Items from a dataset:
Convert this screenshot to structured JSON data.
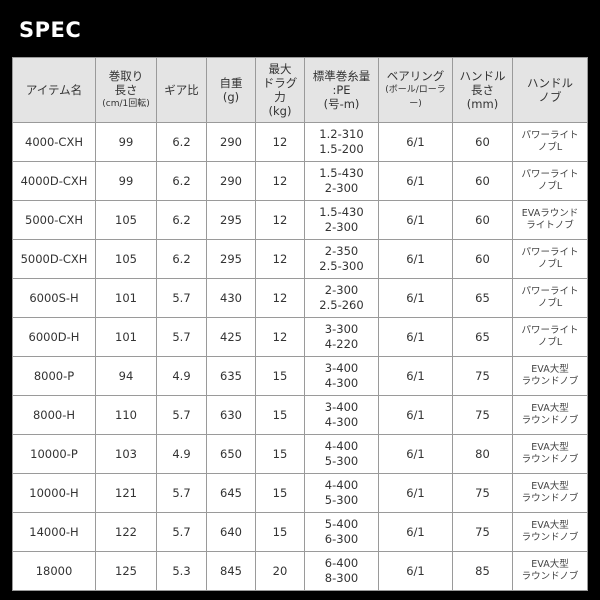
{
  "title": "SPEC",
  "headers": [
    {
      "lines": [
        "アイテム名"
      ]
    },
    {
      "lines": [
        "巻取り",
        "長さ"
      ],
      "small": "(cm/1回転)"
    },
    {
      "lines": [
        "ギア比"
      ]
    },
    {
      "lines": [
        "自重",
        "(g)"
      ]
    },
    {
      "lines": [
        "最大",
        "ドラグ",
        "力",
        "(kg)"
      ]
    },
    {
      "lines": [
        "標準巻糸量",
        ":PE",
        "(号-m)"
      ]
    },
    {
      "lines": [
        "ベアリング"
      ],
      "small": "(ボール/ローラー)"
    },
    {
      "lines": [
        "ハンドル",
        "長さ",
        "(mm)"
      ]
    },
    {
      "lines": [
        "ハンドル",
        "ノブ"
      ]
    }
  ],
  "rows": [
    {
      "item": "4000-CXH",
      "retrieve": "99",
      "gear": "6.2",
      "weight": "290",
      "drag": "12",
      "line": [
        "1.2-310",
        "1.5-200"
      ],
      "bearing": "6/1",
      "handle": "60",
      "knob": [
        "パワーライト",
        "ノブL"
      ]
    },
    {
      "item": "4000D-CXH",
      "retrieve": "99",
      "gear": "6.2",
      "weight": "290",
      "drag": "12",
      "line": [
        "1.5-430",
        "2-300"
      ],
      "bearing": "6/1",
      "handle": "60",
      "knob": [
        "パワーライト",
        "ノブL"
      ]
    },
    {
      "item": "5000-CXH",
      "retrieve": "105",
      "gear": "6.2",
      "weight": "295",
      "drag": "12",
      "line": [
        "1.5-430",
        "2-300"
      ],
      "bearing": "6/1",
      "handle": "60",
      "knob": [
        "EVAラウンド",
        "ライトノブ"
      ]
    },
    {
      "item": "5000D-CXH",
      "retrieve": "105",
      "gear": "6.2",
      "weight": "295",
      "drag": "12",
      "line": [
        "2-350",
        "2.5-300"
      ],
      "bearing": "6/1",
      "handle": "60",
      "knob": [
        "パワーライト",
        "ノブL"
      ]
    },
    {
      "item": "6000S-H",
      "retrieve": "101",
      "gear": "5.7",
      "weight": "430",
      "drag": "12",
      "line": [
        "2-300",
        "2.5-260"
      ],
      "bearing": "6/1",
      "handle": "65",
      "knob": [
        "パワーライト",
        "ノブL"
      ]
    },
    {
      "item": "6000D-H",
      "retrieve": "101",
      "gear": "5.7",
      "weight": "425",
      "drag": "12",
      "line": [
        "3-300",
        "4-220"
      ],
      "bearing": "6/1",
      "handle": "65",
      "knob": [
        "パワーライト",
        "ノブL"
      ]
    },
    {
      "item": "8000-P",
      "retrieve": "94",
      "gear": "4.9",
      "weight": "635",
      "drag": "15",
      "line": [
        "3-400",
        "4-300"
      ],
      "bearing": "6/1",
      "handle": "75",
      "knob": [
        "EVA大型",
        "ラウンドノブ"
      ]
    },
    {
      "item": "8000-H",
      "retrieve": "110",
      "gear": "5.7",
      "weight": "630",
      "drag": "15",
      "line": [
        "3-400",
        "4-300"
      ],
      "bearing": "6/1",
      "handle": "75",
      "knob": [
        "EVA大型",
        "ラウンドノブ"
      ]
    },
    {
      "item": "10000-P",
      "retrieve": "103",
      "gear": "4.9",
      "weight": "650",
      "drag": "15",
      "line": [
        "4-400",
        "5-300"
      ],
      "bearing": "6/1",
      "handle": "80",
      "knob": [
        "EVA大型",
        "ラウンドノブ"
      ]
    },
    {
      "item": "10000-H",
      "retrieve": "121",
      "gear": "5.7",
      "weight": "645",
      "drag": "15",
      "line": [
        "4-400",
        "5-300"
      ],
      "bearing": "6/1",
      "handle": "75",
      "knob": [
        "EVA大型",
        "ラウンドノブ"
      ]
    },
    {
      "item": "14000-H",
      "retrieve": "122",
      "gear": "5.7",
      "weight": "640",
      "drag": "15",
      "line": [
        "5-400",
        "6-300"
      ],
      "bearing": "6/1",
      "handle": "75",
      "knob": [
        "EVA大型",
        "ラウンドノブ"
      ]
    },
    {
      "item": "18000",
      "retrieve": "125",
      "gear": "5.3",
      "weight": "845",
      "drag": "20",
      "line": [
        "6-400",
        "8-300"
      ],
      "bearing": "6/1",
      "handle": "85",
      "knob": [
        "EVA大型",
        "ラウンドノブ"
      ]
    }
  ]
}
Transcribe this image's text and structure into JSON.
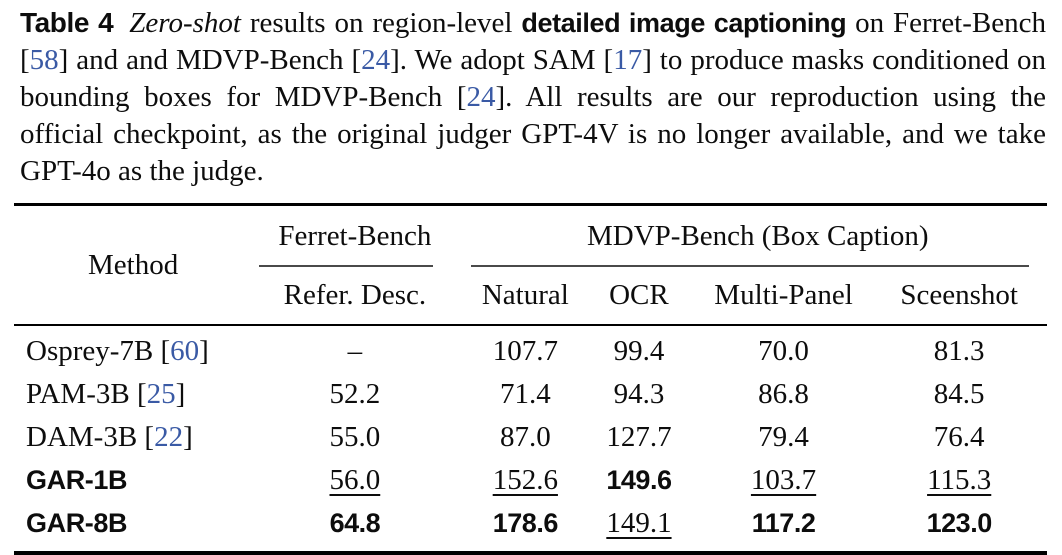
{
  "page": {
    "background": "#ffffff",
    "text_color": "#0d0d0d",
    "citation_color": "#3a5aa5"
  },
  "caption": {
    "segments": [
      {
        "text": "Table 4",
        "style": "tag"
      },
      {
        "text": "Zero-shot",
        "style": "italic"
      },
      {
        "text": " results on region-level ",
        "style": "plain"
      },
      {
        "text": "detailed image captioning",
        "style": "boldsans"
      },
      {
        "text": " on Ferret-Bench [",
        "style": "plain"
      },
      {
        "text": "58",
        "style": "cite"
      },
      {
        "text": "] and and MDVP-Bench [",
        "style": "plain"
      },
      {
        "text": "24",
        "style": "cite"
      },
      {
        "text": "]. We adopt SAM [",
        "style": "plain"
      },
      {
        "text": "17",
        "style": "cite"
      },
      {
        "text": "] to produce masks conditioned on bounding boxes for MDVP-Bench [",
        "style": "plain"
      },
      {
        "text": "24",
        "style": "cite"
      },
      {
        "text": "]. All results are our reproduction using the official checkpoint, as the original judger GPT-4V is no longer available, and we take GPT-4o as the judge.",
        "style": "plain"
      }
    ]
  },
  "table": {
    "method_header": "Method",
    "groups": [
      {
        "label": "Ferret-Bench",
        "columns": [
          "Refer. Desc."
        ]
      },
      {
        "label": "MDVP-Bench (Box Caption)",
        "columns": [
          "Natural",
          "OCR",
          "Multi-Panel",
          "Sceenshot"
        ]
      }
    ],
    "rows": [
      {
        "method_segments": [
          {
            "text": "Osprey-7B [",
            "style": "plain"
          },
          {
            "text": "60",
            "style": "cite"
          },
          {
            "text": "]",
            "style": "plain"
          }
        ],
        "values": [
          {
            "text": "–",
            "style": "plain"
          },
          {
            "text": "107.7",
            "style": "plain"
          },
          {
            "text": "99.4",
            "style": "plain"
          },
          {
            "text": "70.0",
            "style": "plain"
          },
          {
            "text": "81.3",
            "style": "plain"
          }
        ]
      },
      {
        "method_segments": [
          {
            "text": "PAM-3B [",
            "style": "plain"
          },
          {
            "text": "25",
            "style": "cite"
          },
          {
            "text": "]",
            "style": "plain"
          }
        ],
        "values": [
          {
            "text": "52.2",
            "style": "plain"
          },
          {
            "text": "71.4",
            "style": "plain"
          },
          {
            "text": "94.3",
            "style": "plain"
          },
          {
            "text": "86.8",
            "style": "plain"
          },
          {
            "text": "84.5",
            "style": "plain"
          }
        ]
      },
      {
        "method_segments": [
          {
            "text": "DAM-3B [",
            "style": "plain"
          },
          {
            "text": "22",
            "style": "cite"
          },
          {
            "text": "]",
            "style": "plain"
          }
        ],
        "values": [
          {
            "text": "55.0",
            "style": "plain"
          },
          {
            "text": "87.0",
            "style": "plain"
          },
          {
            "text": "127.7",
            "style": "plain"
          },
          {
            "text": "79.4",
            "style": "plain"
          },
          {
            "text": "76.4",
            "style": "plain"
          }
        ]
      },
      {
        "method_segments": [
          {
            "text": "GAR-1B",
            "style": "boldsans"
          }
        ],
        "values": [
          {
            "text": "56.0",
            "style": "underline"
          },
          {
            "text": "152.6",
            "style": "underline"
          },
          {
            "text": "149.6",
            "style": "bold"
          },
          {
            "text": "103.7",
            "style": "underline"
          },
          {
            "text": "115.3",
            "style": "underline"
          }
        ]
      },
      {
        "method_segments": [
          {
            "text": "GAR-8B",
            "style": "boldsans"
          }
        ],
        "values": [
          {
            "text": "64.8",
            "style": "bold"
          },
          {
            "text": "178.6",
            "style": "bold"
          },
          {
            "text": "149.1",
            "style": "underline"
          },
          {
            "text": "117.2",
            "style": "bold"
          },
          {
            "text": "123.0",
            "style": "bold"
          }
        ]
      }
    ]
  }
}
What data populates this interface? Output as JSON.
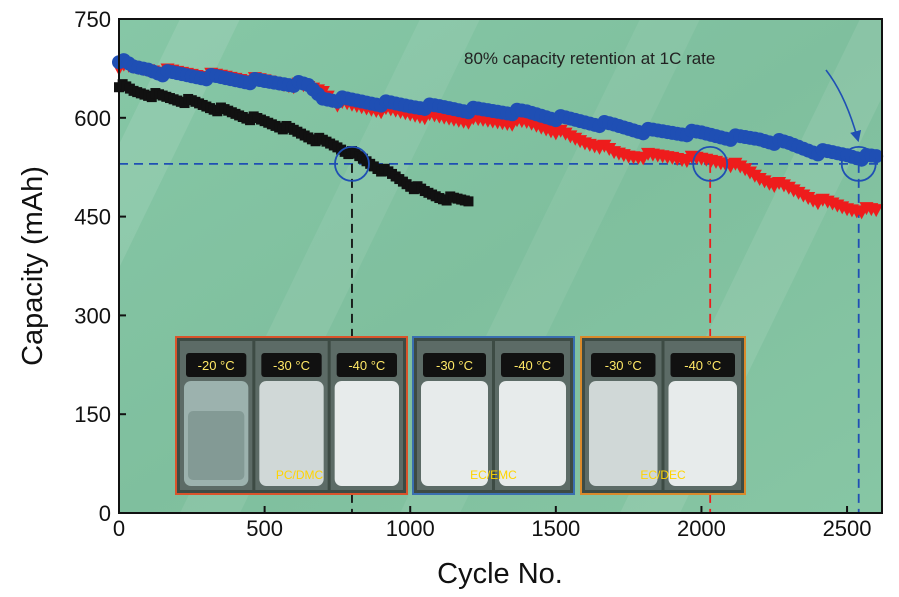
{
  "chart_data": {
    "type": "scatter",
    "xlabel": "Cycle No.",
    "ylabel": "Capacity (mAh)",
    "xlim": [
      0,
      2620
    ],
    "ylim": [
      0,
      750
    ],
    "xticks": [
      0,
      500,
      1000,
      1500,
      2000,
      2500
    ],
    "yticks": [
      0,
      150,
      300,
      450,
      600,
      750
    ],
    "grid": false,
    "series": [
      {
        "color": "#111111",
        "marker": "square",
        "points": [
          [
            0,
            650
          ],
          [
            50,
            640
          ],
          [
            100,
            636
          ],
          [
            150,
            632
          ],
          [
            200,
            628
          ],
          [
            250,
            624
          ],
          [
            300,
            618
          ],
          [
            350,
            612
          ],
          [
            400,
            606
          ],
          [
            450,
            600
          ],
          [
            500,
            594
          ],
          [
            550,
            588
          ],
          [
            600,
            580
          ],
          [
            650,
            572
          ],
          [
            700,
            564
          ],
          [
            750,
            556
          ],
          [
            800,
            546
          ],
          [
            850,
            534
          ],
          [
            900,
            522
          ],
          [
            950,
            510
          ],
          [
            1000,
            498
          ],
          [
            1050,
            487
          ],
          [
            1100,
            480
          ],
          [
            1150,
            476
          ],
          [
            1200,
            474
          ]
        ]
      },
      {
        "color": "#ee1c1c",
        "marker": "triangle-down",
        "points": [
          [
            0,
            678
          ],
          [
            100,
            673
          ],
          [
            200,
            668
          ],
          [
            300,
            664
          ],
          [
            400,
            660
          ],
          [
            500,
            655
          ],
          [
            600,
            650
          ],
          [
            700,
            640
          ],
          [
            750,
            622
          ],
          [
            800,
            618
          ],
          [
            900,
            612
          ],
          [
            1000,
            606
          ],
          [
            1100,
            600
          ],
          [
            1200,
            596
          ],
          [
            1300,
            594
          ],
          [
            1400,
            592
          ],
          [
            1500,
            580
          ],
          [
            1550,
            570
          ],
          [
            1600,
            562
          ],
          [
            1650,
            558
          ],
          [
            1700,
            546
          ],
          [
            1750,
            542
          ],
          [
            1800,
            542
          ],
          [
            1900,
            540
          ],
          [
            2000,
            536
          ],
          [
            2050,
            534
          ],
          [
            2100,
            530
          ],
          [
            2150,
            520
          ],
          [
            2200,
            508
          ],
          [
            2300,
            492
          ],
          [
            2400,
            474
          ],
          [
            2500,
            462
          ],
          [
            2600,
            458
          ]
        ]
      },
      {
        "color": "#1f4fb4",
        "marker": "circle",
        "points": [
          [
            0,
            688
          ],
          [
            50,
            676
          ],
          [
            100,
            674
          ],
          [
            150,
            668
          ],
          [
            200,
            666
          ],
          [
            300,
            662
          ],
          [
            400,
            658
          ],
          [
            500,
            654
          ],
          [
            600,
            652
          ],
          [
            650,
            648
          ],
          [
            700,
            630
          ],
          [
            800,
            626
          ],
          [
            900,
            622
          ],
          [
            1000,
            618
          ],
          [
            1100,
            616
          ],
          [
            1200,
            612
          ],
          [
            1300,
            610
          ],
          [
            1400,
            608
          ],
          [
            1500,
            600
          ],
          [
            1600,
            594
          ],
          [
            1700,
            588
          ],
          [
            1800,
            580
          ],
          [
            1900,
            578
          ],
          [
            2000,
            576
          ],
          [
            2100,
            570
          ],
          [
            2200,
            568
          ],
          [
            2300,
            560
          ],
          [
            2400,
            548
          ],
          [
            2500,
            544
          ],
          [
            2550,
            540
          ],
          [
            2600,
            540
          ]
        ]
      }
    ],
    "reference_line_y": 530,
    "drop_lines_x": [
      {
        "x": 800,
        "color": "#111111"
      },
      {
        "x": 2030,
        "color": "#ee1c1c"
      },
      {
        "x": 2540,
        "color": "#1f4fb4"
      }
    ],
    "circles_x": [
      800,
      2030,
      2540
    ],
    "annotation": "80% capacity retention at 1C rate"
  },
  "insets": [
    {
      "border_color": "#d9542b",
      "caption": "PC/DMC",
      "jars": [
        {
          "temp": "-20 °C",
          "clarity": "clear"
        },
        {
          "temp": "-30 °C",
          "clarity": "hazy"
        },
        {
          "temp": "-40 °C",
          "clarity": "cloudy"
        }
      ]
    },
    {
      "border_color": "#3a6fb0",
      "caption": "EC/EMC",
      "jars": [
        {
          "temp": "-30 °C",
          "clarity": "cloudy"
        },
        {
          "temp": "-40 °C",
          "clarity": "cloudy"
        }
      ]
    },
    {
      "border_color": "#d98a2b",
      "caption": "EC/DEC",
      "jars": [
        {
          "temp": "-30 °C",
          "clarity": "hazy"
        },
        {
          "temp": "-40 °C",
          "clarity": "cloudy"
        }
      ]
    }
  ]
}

▶ **Prompt**:
Show every line above in which the word "results" occurs.

▶ **Answer to this problem**:
        "text": " results on region-level ",
        "text": "]. All results are our reproduction using the official checkpoint, as the original judger GPT-4V is no longer available, and we take GPT-4o as the judge.",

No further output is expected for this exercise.